Direction :: State how many lines in the rows below contain the string "header". Reply with the number alone.
··· Records for this exercise ···
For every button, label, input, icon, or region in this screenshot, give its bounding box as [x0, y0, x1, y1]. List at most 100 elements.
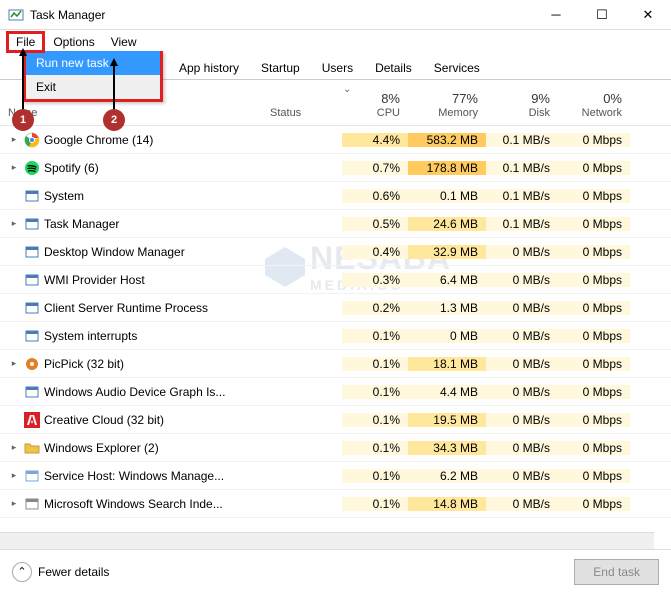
expand-icon[interactable] — [8, 274, 20, 286]
process-network: 0 Mbps — [558, 245, 630, 259]
process-name: System interrupts — [44, 329, 137, 343]
process-cpu: 0.1% — [342, 357, 408, 371]
process-name: Google Chrome (14) — [44, 133, 153, 147]
maximize-button[interactable]: ☐ — [579, 0, 625, 30]
taskmgr-icon — [8, 7, 24, 23]
process-cpu: 0.1% — [342, 385, 408, 399]
expand-icon[interactable] — [8, 190, 20, 202]
run-new-task-item[interactable]: Run new task — [26, 51, 160, 75]
process-cpu: 0.2% — [342, 301, 408, 315]
process-memory: 583.2 MB — [408, 133, 486, 147]
exit-item[interactable]: Exit — [26, 75, 160, 99]
menu-view[interactable]: View — [103, 32, 145, 52]
process-table[interactable]: ▸ Google Chrome (14) 4.4% 583.2 MB 0.1 M… — [0, 126, 671, 544]
expand-icon[interactable]: ▸ — [8, 442, 20, 454]
table-row[interactable]: Desktop Window Manager 0.4% 32.9 MB 0 MB… — [0, 238, 671, 266]
process-disk: 0 MB/s — [486, 357, 558, 371]
process-name: Creative Cloud (32 bit) — [44, 413, 164, 427]
process-memory: 6.4 MB — [408, 273, 486, 287]
process-icon — [24, 356, 40, 372]
process-network: 0 Mbps — [558, 301, 630, 315]
process-name: Microsoft Windows Search Inde... — [44, 497, 223, 511]
fewer-details-button[interactable]: ⌃ Fewer details — [12, 562, 109, 582]
close-button[interactable]: ✕ — [625, 0, 671, 30]
table-row[interactable]: System interrupts 0.1% 0 MB 0 MB/s 0 Mbp… — [0, 322, 671, 350]
annotation-arrow-2 — [109, 58, 119, 110]
expand-icon[interactable] — [8, 330, 20, 342]
expand-icon[interactable]: ▸ — [8, 498, 20, 510]
tab-users[interactable]: Users — [311, 56, 364, 79]
table-row[interactable]: Client Server Runtime Process 0.2% 1.3 M… — [0, 294, 671, 322]
expand-icon[interactable] — [8, 302, 20, 314]
tab-startup[interactable]: Startup — [250, 56, 311, 79]
process-name: Service Host: Windows Manage... — [44, 469, 224, 483]
process-network: 0 Mbps — [558, 161, 630, 175]
process-disk: 0.1 MB/s — [486, 133, 558, 147]
minimize-button[interactable]: ─ — [533, 0, 579, 30]
expand-icon[interactable]: ▸ — [8, 162, 20, 174]
process-network: 0 Mbps — [558, 329, 630, 343]
menu-options[interactable]: Options — [45, 32, 102, 52]
process-name: PicPick (32 bit) — [44, 357, 124, 371]
expand-icon[interactable] — [8, 246, 20, 258]
table-row[interactable]: Windows Audio Device Graph Is... 0.1% 4.… — [0, 378, 671, 406]
process-memory: 32.9 MB — [408, 245, 486, 259]
expand-icon[interactable]: ▸ — [8, 218, 20, 230]
process-cpu: 0.7% — [342, 161, 408, 175]
annotation-arrow-1 — [18, 48, 28, 110]
process-cpu: 0.1% — [342, 497, 408, 511]
table-row[interactable]: ▸ Google Chrome (14) 4.4% 583.2 MB 0.1 M… — [0, 126, 671, 154]
horizontal-scrollbar[interactable] — [0, 532, 654, 549]
process-disk: 0.1 MB/s — [486, 161, 558, 175]
table-row[interactable]: ▸ Spotify (6) 0.7% 178.8 MB 0.1 MB/s 0 M… — [0, 154, 671, 182]
expand-icon[interactable]: ▸ — [8, 134, 20, 146]
titlebar: Task Manager ─ ☐ ✕ — [0, 0, 671, 30]
col-header-status[interactable]: Status — [262, 103, 342, 125]
process-memory: 0.1 MB — [408, 189, 486, 203]
table-row[interactable]: ▸ Microsoft Windows Search Inde... 0.1% … — [0, 490, 671, 518]
process-icon — [24, 216, 40, 232]
process-icon — [24, 496, 40, 512]
process-network: 0 Mbps — [558, 469, 630, 483]
process-icon — [24, 272, 40, 288]
process-disk: 0 MB/s — [486, 469, 558, 483]
expand-icon[interactable]: ▸ — [8, 470, 20, 482]
process-icon — [24, 244, 40, 260]
table-row[interactable]: Creative Cloud (32 bit) 0.1% 19.5 MB 0 M… — [0, 406, 671, 434]
tab-details[interactable]: Details — [364, 56, 423, 79]
tab-app-history[interactable]: App history — [168, 56, 250, 79]
table-row[interactable]: ▸ Windows Explorer (2) 0.1% 34.3 MB 0 MB… — [0, 434, 671, 462]
table-row[interactable]: ▸ Service Host: Windows Manage... 0.1% 6… — [0, 462, 671, 490]
process-memory: 0 MB — [408, 329, 486, 343]
col-header-name[interactable]: Name — [0, 103, 262, 125]
process-icon — [24, 300, 40, 316]
col-header-memory[interactable]: 77%Memory — [408, 87, 486, 125]
end-task-button[interactable]: End task — [574, 559, 659, 585]
expand-icon[interactable] — [8, 414, 20, 426]
tab-services[interactable]: Services — [423, 56, 491, 79]
process-cpu: 0.1% — [342, 469, 408, 483]
process-name: Windows Audio Device Graph Is... — [44, 385, 225, 399]
process-icon — [24, 468, 40, 484]
process-disk: 0.1 MB/s — [486, 189, 558, 203]
process-disk: 0 MB/s — [486, 413, 558, 427]
process-icon — [24, 412, 40, 428]
expand-icon[interactable] — [8, 386, 20, 398]
table-row[interactable]: System 0.6% 0.1 MB 0.1 MB/s 0 Mbps — [0, 182, 671, 210]
process-icon — [24, 160, 40, 176]
table-row[interactable]: WMI Provider Host 0.3% 6.4 MB 0 MB/s 0 M… — [0, 266, 671, 294]
table-row[interactable]: ▸ Task Manager 0.5% 24.6 MB 0.1 MB/s 0 M… — [0, 210, 671, 238]
process-disk: 0 MB/s — [486, 301, 558, 315]
process-memory: 4.4 MB — [408, 385, 486, 399]
process-network: 0 Mbps — [558, 441, 630, 455]
col-header-network[interactable]: 0%Network — [558, 87, 630, 125]
col-header-cpu[interactable]: 8%CPU — [342, 87, 408, 125]
col-header-disk[interactable]: 9%Disk — [486, 87, 558, 125]
process-network: 0 Mbps — [558, 413, 630, 427]
process-network: 0 Mbps — [558, 217, 630, 231]
expand-icon[interactable]: ▸ — [8, 358, 20, 370]
process-name: Spotify (6) — [44, 161, 99, 175]
process-icon — [24, 132, 40, 148]
table-row[interactable]: ▸ PicPick (32 bit) 0.1% 18.1 MB 0 MB/s 0… — [0, 350, 671, 378]
window-controls: ─ ☐ ✕ — [533, 0, 671, 30]
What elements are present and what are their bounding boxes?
···
Problem solution :: 6